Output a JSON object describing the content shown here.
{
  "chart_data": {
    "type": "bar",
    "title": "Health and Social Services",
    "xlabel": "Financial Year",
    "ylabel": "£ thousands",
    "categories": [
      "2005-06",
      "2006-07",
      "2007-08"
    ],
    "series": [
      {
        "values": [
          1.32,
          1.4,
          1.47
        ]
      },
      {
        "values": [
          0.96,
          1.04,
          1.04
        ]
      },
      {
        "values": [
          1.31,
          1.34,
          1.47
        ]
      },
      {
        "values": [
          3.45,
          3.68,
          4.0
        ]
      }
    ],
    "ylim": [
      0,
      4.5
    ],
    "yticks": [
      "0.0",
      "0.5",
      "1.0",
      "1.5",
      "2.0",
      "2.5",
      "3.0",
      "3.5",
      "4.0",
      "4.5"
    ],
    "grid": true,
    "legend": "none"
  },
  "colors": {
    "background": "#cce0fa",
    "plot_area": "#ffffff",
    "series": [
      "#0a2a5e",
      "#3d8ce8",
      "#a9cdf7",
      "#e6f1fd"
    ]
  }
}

#####

What you have to do
Repeat each entry word for word.

Exercise output
Output a JSON object describing the content shown here.
{
  "chart_data": {
    "type": "bar",
    "title": "Health and Social Services",
    "xlabel": "Financial Year",
    "ylabel": "£ thousands",
    "categories": [
      "2005-06",
      "2006-07",
      "2007-08"
    ],
    "series": [
      {
        "values": [
          1.32,
          1.4,
          1.47
        ]
      },
      {
        "values": [
          0.96,
          1.04,
          1.04
        ]
      },
      {
        "values": [
          1.31,
          1.34,
          1.47
        ]
      },
      {
        "values": [
          3.45,
          3.68,
          4.0
        ]
      }
    ],
    "ylim": [
      0,
      4.5
    ],
    "yticks": [
      "0.0",
      "0.5",
      "1.0",
      "1.5",
      "2.0",
      "2.5",
      "3.0",
      "3.5",
      "4.0",
      "4.5"
    ],
    "grid": true,
    "legend": "none"
  },
  "colors": {
    "background": "#cce0fa",
    "plot_area": "#ffffff",
    "series": [
      "#0a2a5e",
      "#3d8ce8",
      "#a9cdf7",
      "#e6f1fd"
    ]
  }
}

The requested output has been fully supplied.